-- Dataset items --
**********

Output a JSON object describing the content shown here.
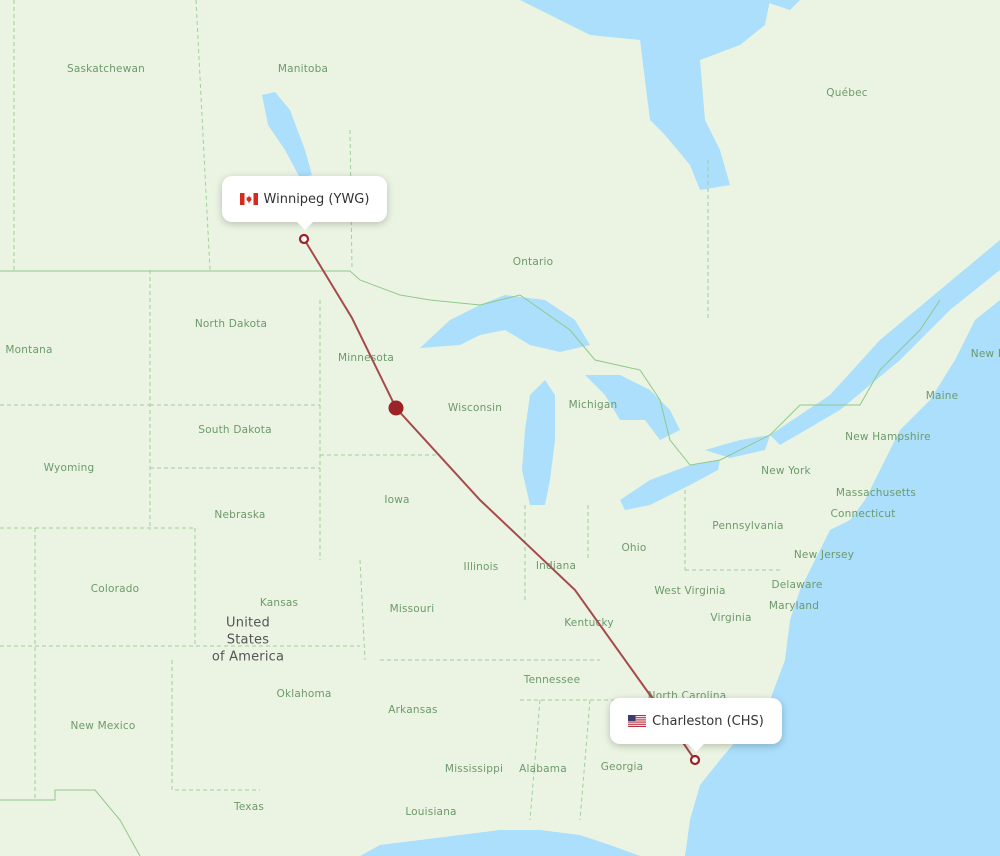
{
  "route": {
    "origin": {
      "city": "Winnipeg",
      "code": "YWG",
      "label": "Winnipeg (YWG)",
      "country_flag": "canada-flag"
    },
    "destination": {
      "city": "Charleston",
      "code": "CHS",
      "label": "Charleston (CHS)",
      "country_flag": "usa-flag"
    },
    "line_color": "#a64b4b",
    "marker_color": "#9b2226"
  },
  "colors": {
    "land": "#ebf4e3",
    "water": "#abdffb",
    "label": "#6c9a6a",
    "border": "#8fc98a"
  },
  "labels": {
    "regions": [
      {
        "name": "Saskatchewan"
      },
      {
        "name": "Manitoba"
      },
      {
        "name": "Québec"
      },
      {
        "name": "Ontario"
      },
      {
        "name": "North Dakota"
      },
      {
        "name": "Montana"
      },
      {
        "name": "Minnesota"
      },
      {
        "name": "Wisconsin"
      },
      {
        "name": "Michigan"
      },
      {
        "name": "South Dakota"
      },
      {
        "name": "Wyoming"
      },
      {
        "name": "Iowa"
      },
      {
        "name": "Nebraska"
      },
      {
        "name": "Illinois"
      },
      {
        "name": "Indiana"
      },
      {
        "name": "Ohio"
      },
      {
        "name": "Pennsylvania"
      },
      {
        "name": "New York"
      },
      {
        "name": "Maine"
      },
      {
        "name": "New Hampshire"
      },
      {
        "name": "Massachusetts"
      },
      {
        "name": "Connecticut"
      },
      {
        "name": "New Jersey"
      },
      {
        "name": "Delaware"
      },
      {
        "name": "Maryland"
      },
      {
        "name": "West Virginia"
      },
      {
        "name": "Virginia"
      },
      {
        "name": "Kentucky"
      },
      {
        "name": "Colorado"
      },
      {
        "name": "Kansas"
      },
      {
        "name": "Missouri"
      },
      {
        "name": "Tennessee"
      },
      {
        "name": "North Carolina"
      },
      {
        "name": "Oklahoma"
      },
      {
        "name": "Arkansas"
      },
      {
        "name": "New Mexico"
      },
      {
        "name": "Mississippi"
      },
      {
        "name": "Alabama"
      },
      {
        "name": "Georgia"
      },
      {
        "name": "Texas"
      },
      {
        "name": "Louisiana"
      },
      {
        "name": "New B"
      }
    ],
    "country": "United\nStates\nof America"
  }
}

**********

-- AIM --
Copy all lines in the listing above where the string "flag" appears.

-- SOLUTION FOR THIS PROBLEM --
      "country_flag": "canada-flag"
      "country_flag": "usa-flag"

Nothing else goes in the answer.